(Records)

········

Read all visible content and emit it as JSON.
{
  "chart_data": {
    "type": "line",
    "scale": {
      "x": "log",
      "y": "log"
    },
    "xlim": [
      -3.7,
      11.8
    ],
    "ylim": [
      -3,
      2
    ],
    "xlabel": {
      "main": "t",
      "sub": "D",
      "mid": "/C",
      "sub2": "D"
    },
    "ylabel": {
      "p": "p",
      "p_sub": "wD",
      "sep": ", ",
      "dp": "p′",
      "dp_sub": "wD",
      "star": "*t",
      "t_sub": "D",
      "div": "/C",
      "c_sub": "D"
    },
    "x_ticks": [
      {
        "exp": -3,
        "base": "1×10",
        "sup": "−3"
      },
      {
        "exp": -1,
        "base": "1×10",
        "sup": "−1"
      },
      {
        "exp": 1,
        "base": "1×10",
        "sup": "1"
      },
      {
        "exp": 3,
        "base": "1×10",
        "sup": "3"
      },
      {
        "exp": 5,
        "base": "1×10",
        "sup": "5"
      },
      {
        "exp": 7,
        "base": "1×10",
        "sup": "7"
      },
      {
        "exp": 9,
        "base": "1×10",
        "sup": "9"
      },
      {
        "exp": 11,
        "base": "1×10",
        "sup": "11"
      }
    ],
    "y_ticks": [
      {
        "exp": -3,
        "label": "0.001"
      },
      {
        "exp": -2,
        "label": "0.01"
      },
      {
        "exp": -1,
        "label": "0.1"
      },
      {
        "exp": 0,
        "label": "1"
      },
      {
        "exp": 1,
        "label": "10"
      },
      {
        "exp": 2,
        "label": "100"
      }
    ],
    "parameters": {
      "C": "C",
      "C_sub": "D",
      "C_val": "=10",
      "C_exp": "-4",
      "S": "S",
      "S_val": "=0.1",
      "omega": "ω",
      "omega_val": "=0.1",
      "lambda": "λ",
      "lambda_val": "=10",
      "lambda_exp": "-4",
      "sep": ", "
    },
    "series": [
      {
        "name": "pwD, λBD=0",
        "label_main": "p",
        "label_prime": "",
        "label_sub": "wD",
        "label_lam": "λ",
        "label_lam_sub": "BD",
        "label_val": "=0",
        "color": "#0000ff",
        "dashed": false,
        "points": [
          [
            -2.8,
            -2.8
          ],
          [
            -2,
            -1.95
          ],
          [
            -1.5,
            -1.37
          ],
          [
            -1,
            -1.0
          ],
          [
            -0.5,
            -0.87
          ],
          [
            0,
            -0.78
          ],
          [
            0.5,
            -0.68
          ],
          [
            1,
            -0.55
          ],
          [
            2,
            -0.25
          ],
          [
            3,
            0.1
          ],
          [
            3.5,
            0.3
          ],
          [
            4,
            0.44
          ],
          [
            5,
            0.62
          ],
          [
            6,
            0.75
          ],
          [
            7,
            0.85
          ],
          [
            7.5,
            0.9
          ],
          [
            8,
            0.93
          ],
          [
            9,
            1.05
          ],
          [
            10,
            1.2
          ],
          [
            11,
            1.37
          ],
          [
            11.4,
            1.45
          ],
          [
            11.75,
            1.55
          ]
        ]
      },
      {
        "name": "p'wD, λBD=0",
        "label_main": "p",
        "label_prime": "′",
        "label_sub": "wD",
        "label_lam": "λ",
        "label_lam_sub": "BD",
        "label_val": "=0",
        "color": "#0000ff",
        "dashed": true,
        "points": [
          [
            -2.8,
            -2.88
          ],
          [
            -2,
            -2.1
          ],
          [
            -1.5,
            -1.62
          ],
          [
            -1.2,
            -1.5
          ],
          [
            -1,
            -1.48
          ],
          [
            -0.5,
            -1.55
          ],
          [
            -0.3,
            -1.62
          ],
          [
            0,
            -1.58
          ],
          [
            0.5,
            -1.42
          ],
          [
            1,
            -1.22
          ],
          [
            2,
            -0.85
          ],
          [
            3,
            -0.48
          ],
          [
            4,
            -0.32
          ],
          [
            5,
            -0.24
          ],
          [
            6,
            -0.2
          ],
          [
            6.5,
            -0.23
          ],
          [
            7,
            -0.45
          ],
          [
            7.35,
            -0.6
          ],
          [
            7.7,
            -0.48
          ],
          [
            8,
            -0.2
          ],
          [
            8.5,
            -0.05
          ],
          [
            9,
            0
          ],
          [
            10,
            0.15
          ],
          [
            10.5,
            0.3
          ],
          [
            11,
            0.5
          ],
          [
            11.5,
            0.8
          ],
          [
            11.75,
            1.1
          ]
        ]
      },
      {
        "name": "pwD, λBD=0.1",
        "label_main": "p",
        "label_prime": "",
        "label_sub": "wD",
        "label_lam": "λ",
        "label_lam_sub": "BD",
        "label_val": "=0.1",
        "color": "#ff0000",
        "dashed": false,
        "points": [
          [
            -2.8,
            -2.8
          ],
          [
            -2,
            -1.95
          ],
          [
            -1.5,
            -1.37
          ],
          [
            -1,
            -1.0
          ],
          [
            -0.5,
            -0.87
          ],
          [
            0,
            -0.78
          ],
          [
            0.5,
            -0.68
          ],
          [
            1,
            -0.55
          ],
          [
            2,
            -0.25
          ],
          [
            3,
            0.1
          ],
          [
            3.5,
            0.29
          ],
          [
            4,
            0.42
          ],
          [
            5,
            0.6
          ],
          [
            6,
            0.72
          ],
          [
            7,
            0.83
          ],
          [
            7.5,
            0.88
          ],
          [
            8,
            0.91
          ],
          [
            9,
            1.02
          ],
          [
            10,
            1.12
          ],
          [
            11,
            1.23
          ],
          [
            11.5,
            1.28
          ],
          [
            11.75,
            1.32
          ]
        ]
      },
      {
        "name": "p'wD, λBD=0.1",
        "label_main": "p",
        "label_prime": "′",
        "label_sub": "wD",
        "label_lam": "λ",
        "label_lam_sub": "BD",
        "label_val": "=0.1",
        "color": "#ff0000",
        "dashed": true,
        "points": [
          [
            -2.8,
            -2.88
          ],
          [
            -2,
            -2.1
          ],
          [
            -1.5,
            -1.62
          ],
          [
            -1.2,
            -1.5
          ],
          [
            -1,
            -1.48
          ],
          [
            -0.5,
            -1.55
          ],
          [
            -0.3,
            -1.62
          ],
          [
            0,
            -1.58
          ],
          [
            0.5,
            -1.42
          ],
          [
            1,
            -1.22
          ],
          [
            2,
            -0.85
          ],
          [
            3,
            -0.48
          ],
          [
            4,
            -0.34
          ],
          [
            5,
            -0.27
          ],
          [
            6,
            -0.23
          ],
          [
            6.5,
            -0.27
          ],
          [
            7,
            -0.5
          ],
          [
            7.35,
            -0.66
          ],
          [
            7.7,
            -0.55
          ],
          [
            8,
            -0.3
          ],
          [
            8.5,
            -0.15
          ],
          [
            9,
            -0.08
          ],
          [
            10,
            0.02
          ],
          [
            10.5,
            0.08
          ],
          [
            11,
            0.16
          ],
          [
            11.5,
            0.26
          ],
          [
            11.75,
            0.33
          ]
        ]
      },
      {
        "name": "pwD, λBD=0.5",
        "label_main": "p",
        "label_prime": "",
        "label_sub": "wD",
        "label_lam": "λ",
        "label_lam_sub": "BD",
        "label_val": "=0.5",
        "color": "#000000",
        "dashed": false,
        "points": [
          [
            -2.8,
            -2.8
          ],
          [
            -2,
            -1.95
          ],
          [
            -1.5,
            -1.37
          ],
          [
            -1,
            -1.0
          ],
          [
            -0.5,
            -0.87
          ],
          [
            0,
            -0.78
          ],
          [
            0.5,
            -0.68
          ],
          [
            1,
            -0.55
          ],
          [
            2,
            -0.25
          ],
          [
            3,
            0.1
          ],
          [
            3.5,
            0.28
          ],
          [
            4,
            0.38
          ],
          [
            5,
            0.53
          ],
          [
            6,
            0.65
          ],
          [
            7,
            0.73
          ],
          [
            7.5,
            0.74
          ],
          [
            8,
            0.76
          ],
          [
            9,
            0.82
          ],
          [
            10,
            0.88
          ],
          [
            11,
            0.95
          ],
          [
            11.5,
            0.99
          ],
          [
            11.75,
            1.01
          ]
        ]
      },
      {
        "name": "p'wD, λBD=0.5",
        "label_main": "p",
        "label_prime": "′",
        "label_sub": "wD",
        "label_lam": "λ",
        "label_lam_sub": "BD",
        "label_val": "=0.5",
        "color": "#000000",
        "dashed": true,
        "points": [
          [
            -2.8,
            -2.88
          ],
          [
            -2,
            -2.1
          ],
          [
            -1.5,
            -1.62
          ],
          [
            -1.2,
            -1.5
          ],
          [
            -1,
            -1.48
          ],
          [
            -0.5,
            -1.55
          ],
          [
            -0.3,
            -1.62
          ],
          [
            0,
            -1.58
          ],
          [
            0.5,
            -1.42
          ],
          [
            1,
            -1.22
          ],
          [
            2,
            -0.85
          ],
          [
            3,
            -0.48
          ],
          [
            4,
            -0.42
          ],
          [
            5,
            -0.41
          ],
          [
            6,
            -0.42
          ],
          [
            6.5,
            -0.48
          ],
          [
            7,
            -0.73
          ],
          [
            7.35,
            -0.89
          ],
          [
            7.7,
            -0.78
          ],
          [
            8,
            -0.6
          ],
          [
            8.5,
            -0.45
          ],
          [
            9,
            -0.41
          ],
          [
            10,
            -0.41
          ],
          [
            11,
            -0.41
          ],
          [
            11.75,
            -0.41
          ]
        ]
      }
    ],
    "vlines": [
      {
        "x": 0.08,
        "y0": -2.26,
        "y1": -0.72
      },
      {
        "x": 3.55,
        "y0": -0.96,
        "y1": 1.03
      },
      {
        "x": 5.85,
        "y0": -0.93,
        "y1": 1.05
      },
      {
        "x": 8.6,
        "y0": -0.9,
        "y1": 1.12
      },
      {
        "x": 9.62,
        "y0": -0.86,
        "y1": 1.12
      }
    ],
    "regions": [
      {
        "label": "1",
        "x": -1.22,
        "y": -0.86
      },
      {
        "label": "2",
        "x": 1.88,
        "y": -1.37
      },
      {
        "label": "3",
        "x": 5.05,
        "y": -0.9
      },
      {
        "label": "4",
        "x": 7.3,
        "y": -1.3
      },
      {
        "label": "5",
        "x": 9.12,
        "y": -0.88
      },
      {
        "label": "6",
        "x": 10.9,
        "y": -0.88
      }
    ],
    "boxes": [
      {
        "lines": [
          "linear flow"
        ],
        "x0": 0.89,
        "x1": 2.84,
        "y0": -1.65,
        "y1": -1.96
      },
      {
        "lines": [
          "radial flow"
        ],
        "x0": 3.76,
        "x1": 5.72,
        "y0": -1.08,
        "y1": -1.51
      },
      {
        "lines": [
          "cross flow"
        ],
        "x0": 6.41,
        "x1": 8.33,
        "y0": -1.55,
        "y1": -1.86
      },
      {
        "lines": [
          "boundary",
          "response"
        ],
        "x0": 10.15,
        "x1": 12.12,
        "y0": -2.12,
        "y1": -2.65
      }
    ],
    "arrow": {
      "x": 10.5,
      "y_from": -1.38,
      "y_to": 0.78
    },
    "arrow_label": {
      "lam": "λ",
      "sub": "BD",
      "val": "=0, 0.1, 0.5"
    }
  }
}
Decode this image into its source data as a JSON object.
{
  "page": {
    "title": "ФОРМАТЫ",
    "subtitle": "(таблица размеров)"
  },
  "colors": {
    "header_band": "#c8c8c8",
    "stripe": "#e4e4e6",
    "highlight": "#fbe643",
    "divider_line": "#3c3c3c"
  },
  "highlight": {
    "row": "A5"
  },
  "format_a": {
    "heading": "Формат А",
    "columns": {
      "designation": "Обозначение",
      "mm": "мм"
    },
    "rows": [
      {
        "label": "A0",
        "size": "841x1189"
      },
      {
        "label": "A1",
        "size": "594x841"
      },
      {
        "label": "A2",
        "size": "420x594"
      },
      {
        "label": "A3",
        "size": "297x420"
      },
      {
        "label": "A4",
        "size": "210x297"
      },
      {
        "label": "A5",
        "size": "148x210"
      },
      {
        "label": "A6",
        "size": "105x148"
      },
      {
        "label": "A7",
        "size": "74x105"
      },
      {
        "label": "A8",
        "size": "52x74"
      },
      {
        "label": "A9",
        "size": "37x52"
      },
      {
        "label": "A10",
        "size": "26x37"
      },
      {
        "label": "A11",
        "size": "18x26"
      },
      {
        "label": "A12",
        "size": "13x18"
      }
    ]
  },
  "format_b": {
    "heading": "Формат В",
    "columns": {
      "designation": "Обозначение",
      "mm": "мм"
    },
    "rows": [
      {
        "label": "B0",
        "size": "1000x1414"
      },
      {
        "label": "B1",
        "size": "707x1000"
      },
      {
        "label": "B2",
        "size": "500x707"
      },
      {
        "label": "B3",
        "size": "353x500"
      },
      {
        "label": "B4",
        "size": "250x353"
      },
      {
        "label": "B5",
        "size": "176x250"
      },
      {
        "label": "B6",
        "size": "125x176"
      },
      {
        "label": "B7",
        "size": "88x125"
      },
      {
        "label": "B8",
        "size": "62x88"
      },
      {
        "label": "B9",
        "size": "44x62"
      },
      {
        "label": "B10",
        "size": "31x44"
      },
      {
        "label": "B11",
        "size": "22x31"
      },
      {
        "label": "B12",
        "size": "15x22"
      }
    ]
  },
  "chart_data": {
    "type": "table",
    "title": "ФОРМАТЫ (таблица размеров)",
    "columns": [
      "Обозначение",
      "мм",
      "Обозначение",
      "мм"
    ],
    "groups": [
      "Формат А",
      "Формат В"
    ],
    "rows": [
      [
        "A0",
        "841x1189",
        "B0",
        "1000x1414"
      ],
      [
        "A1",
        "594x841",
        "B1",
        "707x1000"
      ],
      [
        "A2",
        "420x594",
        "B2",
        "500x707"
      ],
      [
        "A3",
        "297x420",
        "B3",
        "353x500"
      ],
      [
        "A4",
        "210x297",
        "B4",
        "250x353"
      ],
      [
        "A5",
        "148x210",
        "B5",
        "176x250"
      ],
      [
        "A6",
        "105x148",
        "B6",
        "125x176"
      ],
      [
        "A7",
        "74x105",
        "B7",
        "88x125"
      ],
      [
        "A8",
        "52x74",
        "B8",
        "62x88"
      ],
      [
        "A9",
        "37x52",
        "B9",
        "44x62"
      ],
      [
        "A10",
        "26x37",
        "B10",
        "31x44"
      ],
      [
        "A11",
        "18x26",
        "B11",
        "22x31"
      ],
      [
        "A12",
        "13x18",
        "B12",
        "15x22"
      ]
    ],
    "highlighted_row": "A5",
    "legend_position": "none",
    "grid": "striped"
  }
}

········

Exercise details ▸ Establish how many lines of the material above hold the word "таблица". Nothing but the count should be returned.

Task solution ▸ 2